■ Texto seleccionado
========================================================================

31 de octubre 2011 - 00:00

Aerosmith, vitalidad y talento intactos

Ni el paso del tiempo ni el accidente que sufrió su líder, Steve Tyler en Paraguay afectaron la performance de Aerosmith, que enloqueció a antiguos y nuevos fans en el Estadio Único de La Plata.
Ni el paso del tiempo ni el accidente que sufrió su líder, Steve Tyler en Paraguay afectaron la performance de Aerosmith, que enloqueció a antiguos y nuevos fans en el Estadio Único de La Plata.
Aerosmith. S. Tyler (voz, armónica, percusión), J. Perry (guitarra, voz), B. Whirford (guitarra), T. Hamilton (bajo), J. Kramer (batería) y R. Irwin (teclados). (Estadio Único de La Plata; 28 de octubre).

Steve Tyler tiene 63 años. El resto de los integrantes de la banda andan por edades parecidas. Y hace nada menos que 41 años que estos hombres decidieron unirse como banda en Boston. Por cierto, en tanto tiempo atravesaron tormentas, separaciones con sonados reproches incluidos, y reencuentros. Grabaron montones de discos y giraron por todas partes, incluyendo nuestro país, donde ya habían estado en 1994 y en 2007 (una anunciada visita para el año pasado, finalmente se canceló por causas nunca bien aclaradas).

La expectativa, entonces, era ver qué pasaba con este grupo después de tanto tiempo, sin material nuevo para presentar -el nuevo disco se está prometiendo para 2012- y con un cantante/líder quizá algo disminuido por el accidente que tuvo en su reciente paso por Paraguay, en el que perdió un diente y medio y quedó con un ojo en compota. Pero muy lejos de defraudar, Aerosmith enloqueció a los muchos miles que colmaron el Estadio Único de La Plata.

========================================================================

■ Ítems almacenados de una colección
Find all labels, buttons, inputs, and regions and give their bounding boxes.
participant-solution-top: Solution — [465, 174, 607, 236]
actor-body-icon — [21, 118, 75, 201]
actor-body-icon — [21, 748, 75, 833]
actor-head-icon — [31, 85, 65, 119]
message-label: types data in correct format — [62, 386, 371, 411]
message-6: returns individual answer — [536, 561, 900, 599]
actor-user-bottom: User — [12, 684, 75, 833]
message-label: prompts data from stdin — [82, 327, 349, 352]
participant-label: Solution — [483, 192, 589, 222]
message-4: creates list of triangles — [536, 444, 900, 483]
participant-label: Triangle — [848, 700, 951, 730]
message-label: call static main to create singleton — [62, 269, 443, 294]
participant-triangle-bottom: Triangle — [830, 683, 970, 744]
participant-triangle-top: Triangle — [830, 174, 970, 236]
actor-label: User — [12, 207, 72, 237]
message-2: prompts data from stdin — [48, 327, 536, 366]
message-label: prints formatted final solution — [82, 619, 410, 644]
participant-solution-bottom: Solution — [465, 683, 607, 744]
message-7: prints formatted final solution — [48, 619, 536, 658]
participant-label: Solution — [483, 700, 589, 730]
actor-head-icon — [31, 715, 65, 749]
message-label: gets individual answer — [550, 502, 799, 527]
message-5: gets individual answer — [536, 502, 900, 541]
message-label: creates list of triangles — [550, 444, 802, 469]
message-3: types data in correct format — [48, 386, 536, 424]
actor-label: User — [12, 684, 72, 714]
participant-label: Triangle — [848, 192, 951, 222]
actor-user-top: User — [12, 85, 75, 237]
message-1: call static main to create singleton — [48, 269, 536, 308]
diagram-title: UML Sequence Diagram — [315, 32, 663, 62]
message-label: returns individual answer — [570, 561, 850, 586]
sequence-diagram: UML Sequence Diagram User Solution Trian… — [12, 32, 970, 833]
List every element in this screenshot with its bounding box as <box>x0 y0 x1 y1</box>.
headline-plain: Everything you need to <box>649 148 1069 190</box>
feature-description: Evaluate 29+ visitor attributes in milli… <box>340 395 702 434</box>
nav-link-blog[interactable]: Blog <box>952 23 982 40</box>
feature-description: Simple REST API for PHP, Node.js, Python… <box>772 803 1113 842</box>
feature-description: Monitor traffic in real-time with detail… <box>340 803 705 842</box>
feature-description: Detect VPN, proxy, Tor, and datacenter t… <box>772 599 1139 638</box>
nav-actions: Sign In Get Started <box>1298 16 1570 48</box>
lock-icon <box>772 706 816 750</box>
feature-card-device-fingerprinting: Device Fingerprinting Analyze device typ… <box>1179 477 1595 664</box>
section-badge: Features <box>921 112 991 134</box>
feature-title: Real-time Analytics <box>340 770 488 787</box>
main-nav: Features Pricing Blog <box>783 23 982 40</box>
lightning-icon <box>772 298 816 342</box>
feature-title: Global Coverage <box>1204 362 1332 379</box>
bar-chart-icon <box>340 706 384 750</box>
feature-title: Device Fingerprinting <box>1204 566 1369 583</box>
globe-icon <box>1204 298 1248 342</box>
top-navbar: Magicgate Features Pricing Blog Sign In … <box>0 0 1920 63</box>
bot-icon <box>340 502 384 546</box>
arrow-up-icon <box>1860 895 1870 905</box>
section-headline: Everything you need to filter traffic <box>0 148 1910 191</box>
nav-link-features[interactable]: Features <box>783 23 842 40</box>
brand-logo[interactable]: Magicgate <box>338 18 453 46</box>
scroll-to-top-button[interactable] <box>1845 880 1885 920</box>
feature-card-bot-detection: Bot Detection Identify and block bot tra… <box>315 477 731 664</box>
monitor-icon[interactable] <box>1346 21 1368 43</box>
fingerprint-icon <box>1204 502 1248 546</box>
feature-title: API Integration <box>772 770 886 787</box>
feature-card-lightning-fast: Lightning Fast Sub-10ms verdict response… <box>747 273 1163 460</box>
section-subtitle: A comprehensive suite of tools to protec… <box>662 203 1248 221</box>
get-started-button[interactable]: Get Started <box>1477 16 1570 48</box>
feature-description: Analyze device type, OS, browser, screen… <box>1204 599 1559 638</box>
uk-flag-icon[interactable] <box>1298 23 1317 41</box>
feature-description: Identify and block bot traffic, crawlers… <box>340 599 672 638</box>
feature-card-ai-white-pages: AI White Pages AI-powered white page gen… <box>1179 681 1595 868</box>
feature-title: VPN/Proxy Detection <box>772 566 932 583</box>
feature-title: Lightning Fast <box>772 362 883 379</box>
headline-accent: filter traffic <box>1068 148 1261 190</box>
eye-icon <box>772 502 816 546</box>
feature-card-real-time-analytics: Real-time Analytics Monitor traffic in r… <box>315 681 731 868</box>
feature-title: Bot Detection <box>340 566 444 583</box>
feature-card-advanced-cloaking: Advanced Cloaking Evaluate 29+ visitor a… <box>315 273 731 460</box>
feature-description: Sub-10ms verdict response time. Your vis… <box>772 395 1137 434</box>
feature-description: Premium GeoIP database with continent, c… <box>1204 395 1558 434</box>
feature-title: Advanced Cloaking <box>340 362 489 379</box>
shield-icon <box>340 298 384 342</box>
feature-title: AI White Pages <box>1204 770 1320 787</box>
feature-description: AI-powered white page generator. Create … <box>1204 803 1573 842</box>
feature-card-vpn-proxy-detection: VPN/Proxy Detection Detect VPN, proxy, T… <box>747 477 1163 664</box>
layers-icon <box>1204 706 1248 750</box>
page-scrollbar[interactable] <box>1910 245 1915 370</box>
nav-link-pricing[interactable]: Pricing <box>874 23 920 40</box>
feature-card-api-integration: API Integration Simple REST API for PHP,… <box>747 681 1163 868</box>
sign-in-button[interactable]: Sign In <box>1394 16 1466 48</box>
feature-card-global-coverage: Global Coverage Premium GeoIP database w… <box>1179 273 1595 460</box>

========================================================================

■ Instrucciones
[A] Según la reseña del concierto de Aerosmith, ¿en qué años se había presentado ya la banda en el país?
[B] Prosiga la reseña del concierto de Aerosmith a partir de su última oración.

■ Respuestas
[A] En 1994 y en 2007.

[B]
Mucho rock del más duro. Mucha balada de esas que sólo las bandas de heavy metal pueden entregar. Mucha nostalgia para los más maduritos -muchos- que se hicieron el viaje desde Buenos Aires. Mucho rock and roll divertido para los jóvenes que se han ido sumando a los fans.

Algo «kitsch» en su vestimenta, Tyler superó con entrega y con potencia algunos problemas menores de afinación. Se arrojó al público, se emocionó con la lluvia («Dios está llorando», dijo cuando el aguacero cayó sobre el estadio), se movió como un adolescente y nadie se acordó de su accidente. Sus compañeros no le fueron en zaga. El guitarrista Perry -que además cantó «Stop Messing Around»- y el baterista Kramer fueron las conocidas aplanadoras. Hamilton y Whitford cumplieron de sobra en los momentos grupales y en sus solos. Y el tecladista invitado Russ Irwin puso su cuota de profesionalismo.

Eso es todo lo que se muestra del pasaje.